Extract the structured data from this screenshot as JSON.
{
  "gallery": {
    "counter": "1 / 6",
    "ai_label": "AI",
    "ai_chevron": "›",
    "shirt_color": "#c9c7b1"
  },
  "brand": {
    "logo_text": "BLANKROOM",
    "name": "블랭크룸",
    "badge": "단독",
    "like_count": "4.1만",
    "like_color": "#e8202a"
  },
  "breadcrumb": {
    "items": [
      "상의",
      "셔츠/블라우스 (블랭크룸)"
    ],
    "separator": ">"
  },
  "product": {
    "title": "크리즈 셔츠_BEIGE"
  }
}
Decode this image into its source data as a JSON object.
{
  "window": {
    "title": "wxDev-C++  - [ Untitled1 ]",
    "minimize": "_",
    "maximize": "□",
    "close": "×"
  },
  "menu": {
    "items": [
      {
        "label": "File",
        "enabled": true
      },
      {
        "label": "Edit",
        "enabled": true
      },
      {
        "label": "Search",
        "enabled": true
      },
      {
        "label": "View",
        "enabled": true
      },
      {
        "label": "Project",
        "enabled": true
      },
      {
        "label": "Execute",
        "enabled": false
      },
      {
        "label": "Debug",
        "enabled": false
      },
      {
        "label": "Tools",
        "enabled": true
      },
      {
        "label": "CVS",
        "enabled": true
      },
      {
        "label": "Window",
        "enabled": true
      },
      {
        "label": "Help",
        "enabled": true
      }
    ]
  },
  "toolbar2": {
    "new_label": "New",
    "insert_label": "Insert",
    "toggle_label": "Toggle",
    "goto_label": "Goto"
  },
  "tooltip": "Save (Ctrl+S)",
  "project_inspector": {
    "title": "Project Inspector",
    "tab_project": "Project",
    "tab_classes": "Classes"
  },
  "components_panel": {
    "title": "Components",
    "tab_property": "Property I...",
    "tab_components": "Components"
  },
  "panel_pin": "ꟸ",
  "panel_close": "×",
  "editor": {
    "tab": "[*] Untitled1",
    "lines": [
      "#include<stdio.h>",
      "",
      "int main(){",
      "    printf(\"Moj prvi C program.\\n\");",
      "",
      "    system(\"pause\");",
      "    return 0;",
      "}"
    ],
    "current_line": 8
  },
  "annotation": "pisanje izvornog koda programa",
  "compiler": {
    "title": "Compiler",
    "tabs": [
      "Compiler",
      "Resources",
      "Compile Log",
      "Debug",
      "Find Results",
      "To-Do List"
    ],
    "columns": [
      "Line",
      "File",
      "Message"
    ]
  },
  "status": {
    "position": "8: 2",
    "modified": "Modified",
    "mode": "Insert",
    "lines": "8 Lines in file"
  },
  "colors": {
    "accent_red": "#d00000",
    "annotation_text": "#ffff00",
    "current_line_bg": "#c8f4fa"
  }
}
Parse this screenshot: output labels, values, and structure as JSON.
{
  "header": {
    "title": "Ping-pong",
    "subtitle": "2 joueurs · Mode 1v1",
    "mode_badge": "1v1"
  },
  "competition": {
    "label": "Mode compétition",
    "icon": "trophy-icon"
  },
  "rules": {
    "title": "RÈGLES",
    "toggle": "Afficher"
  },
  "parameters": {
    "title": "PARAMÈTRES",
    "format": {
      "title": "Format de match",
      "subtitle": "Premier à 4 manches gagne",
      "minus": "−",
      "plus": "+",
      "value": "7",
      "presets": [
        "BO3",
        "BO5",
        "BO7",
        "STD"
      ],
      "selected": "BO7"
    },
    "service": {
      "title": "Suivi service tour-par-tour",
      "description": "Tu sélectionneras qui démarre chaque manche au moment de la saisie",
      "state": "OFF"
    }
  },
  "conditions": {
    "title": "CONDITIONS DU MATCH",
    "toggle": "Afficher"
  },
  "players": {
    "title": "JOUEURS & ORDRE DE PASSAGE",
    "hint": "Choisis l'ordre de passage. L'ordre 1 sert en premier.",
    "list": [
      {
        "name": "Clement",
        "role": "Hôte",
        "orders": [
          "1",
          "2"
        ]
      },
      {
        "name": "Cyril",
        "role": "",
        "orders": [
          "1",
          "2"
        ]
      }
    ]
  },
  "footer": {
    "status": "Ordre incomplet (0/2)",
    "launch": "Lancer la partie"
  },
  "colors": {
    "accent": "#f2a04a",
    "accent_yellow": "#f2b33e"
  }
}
════
◆ **Task instructions**
Output all of the material exactly as written.

◆ **The result**
Extract the structured data from this screenshot as JSON.
{
  "gallery": {
    "counter": "1 / 6",
    "ai_label": "AI",
    "ai_chevron": "›",
    "shirt_color": "#c9c7b1"
  },
  "brand": {
    "logo_text": "BLANKROOM",
    "name": "블랭크룸",
    "badge": "단독",
    "like_count": "4.1만",
    "like_color": "#e8202a"
  },
  "breadcrumb": {
    "items": [
      "상의",
      "셔츠/블라우스 (블랭크룸)"
    ],
    "separator": ">"
  },
  "product": {
    "title": "크리즈 셔츠_BEIGE"
  }
}
Decode this image into its source data as a JSON object.
{
  "window": {
    "title": "wxDev-C++  - [ Untitled1 ]",
    "minimize": "_",
    "maximize": "□",
    "close": "×"
  },
  "menu": {
    "items": [
      {
        "label": "File",
        "enabled": true
      },
      {
        "label": "Edit",
        "enabled": true
      },
      {
        "label": "Search",
        "enabled": true
      },
      {
        "label": "View",
        "enabled": true
      },
      {
        "label": "Project",
        "enabled": true
      },
      {
        "label": "Execute",
        "enabled": false
      },
      {
        "label": "Debug",
        "enabled": false
      },
      {
        "label": "Tools",
        "enabled": true
      },
      {
        "label": "CVS",
        "enabled": true
      },
      {
        "label": "Window",
        "enabled": true
      },
      {
        "label": "Help",
        "enabled": true
      }
    ]
  },
  "toolbar2": {
    "new_label": "New",
    "insert_label": "Insert",
    "toggle_label": "Toggle",
    "goto_label": "Goto"
  },
  "tooltip": "Save (Ctrl+S)",
  "project_inspector": {
    "title": "Project Inspector",
    "tab_project": "Project",
    "tab_classes": "Classes"
  },
  "components_panel": {
    "title": "Components",
    "tab_property": "Property I...",
    "tab_components": "Components"
  },
  "panel_pin": "ꟸ",
  "panel_close": "×",
  "editor": {
    "tab": "[*] Untitled1",
    "lines": [
      "#include<stdio.h>",
      "",
      "int main(){",
      "    printf(\"Moj prvi C program.\\n\");",
      "",
      "    system(\"pause\");",
      "    return 0;",
      "}"
    ],
    "current_line": 8
  },
  "annotation": "pisanje izvornog koda programa",
  "compiler": {
    "title": "Compiler",
    "tabs": [
      "Compiler",
      "Resources",
      "Compile Log",
      "Debug",
      "Find Results",
      "To-Do List"
    ],
    "columns": [
      "Line",
      "File",
      "Message"
    ]
  },
  "status": {
    "position": "8: 2",
    "modified": "Modified",
    "mode": "Insert",
    "lines": "8 Lines in file"
  },
  "colors": {
    "accent_red": "#d00000",
    "annotation_text": "#ffff00",
    "current_line_bg": "#c8f4fa"
  }
}
Parse this screenshot: output labels, values, and structure as JSON.
{
  "header": {
    "title": "Ping-pong",
    "subtitle": "2 joueurs · Mode 1v1",
    "mode_badge": "1v1"
  },
  "competition": {
    "label": "Mode compétition",
    "icon": "trophy-icon"
  },
  "rules": {
    "title": "RÈGLES",
    "toggle": "Afficher"
  },
  "parameters": {
    "title": "PARAMÈTRES",
    "format": {
      "title": "Format de match",
      "subtitle": "Premier à 4 manches gagne",
      "minus": "−",
      "plus": "+",
      "value": "7",
      "presets": [
        "BO3",
        "BO5",
        "BO7",
        "STD"
      ],
      "selected": "BO7"
    },
    "service": {
      "title": "Suivi service tour-par-tour",
      "description": "Tu sélectionneras qui démarre chaque manche au moment de la saisie",
      "state": "OFF"
    }
  },
  "conditions": {
    "title": "CONDITIONS DU MATCH",
    "toggle": "Afficher"
  },
  "players": {
    "title": "JOUEURS & ORDRE DE PASSAGE",
    "hint": "Choisis l'ordre de passage. L'ordre 1 sert en premier.",
    "list": [
      {
        "name": "Clement",
        "role": "Hôte",
        "orders": [
          "1",
          "2"
        ]
      },
      {
        "name": "Cyril",
        "role": "",
        "orders": [
          "1",
          "2"
        ]
      }
    ]
  },
  "footer": {
    "status": "Ordre incomplet (0/2)",
    "launch": "Lancer la partie"
  },
  "colors": {
    "accent": "#f2a04a",
    "accent_yellow": "#f2b33e"
  }
}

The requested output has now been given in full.